**Written exercise**
Copy every line from the material below that holds "this".

--------------------

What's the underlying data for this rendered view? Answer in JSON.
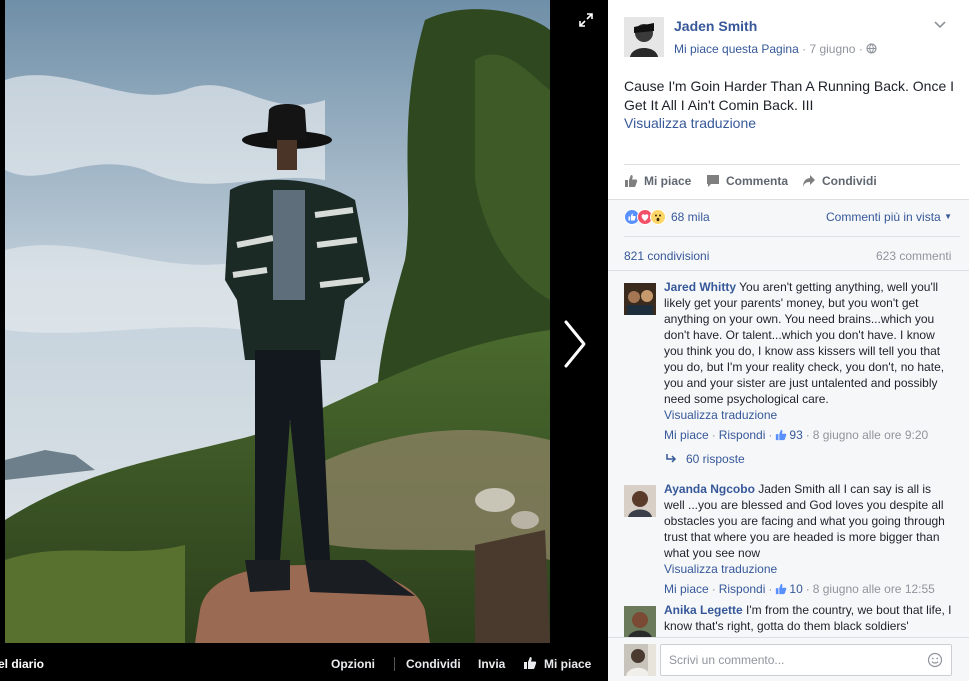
{
  "viewer": {
    "bottom_bar": {
      "diario": "el diario",
      "options": "Opzioni",
      "share": "Condividi",
      "send": "Invia",
      "like": "Mi piace"
    }
  },
  "post": {
    "author": "Jaden Smith",
    "page_like": "Mi piace questa Pagina",
    "date": "7 giugno",
    "text": "Cause I'm Goin Harder Than A Running Back. Once I Get It All I Ain't Comin Back. III",
    "translate": "Visualizza traduzione",
    "actions": {
      "like": "Mi piace",
      "comment": "Commenta",
      "share": "Condividi"
    },
    "reactions_count": "68 mila",
    "sort_label": "Commenti più in vista",
    "shares": "821 condivisioni",
    "comments_total": "623 commenti"
  },
  "comments": [
    {
      "author": "Jared Whitty",
      "text": "You aren't getting anything, well you'll likely get your parents' money, but you won't get anything on your own. You need brains...which you don't have. Or talent...which you don't have. I know you think you do, I know ass kissers will tell you that you do, but I'm your reality check, you don't, no hate, you and your sister are just untalented and possibly need some psychological care.",
      "translate": "Visualizza traduzione",
      "like": "Mi piace",
      "reply": "Rispondi",
      "likes": "93",
      "time": "8 giugno alle ore 9:20"
    },
    {
      "author": "Ayanda Ngcobo",
      "text": "Jaden Smith all I can say is all is well ...you are blessed and God loves you despite all obstacles you are facing and what you going through trust that where you are headed is more bigger than what you see now",
      "translate": "Visualizza traduzione",
      "like": "Mi piace",
      "reply": "Rispondi",
      "likes": "10",
      "time": "8 giugno alle ore 12:55"
    },
    {
      "author": "Anika Legette",
      "text": "I'm from the country, we bout that life, I know that's right, gotta do them black soldiers'"
    }
  ],
  "replies_label": "60 risposte",
  "composer": {
    "placeholder": "Scrivi un commento..."
  },
  "colors": {
    "link": "#365899",
    "muted": "#90949c",
    "like_blue": "#5890ff",
    "love_red": "#f25268",
    "wow_yellow": "#fcd669"
  }
}
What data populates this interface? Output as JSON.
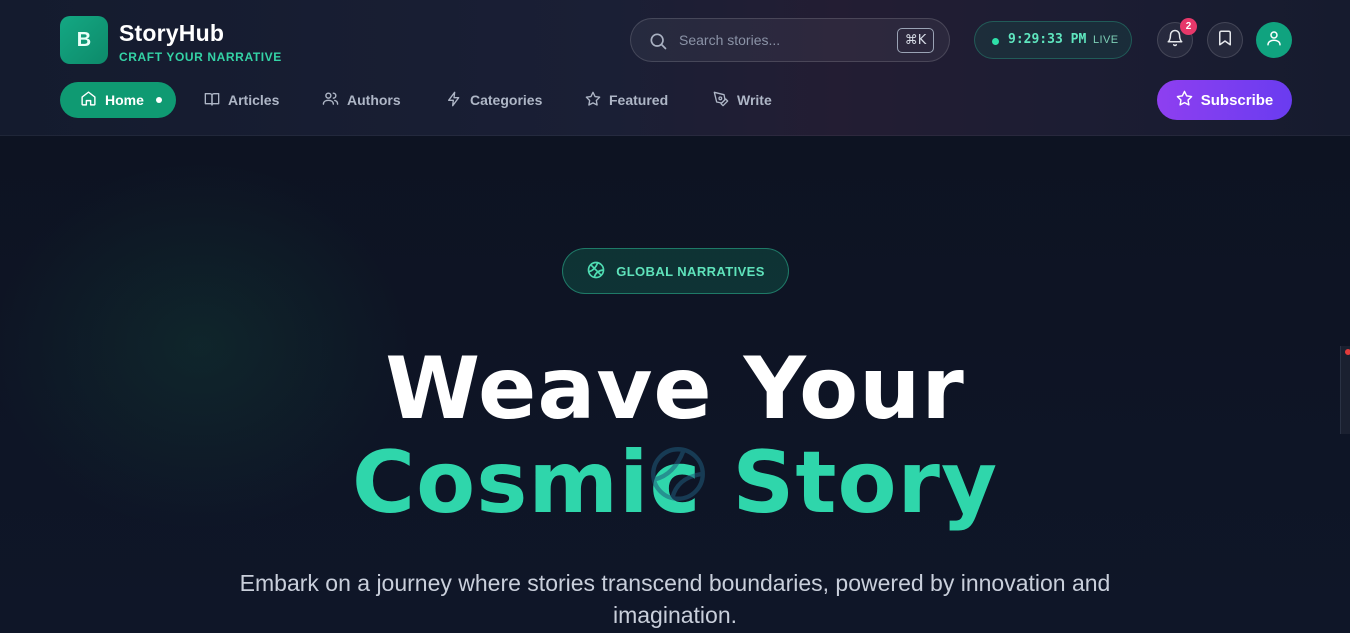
{
  "brand": {
    "logo_letter": "B",
    "name": "StoryHub",
    "tagline": "CRAFT YOUR NARRATIVE"
  },
  "search": {
    "placeholder": "Search stories...",
    "shortcut": "⌘K",
    "icon": "search-icon"
  },
  "clock": {
    "time": "9:29:33 PM",
    "status": "LIVE"
  },
  "notifications": {
    "icon": "bell-icon",
    "count": "2"
  },
  "bookmark": {
    "icon": "bookmark-icon"
  },
  "profile": {
    "icon": "user-icon"
  },
  "nav": {
    "items": [
      {
        "label": "Home",
        "icon": "home-icon",
        "active": true
      },
      {
        "label": "Articles",
        "icon": "book-open-icon"
      },
      {
        "label": "Authors",
        "icon": "users-icon"
      },
      {
        "label": "Categories",
        "icon": "lightning-icon"
      },
      {
        "label": "Featured",
        "icon": "star-icon"
      },
      {
        "label": "Write",
        "icon": "pen-icon"
      }
    ],
    "subscribe_label": "Subscribe"
  },
  "hero": {
    "badge": "GLOBAL NARRATIVES",
    "headline_line1": "Weave Your",
    "headline_line2": "Cosmic Story",
    "subtitle": "Embark on a journey where stories transcend boundaries, powered by innovation and imagination."
  },
  "colors": {
    "accent": "#2fd6ab",
    "brand_green": "#0f9a72",
    "subscribe": "#7b3ff0",
    "badge_red": "#e7386a",
    "background": "#0f1424"
  }
}
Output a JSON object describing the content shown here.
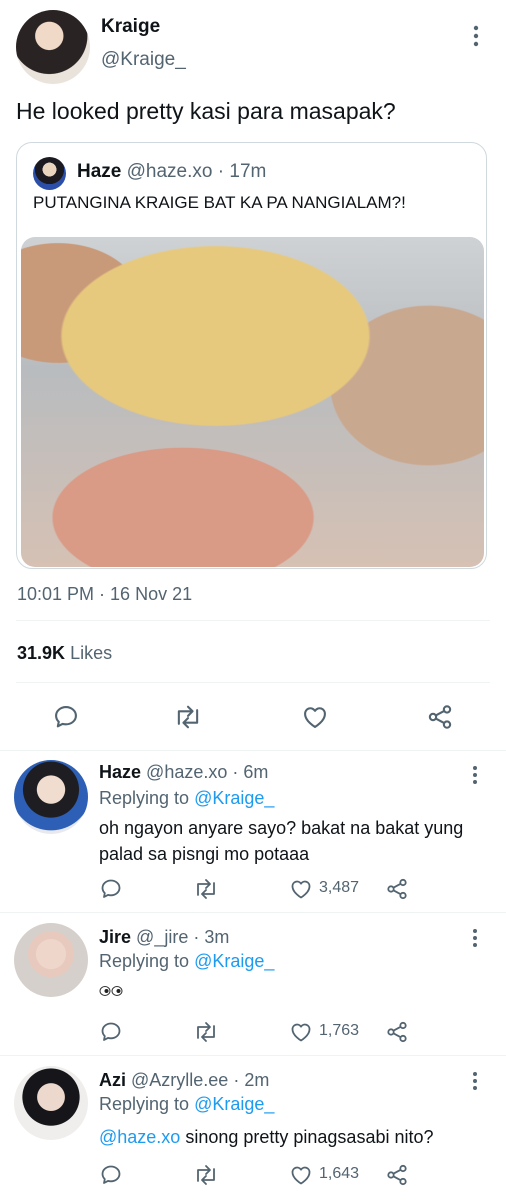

--------------------

**Solution to the problem**
What's the underlying data for this rendered view? Answer in JSON.
What data populates this interface? Output as JSON.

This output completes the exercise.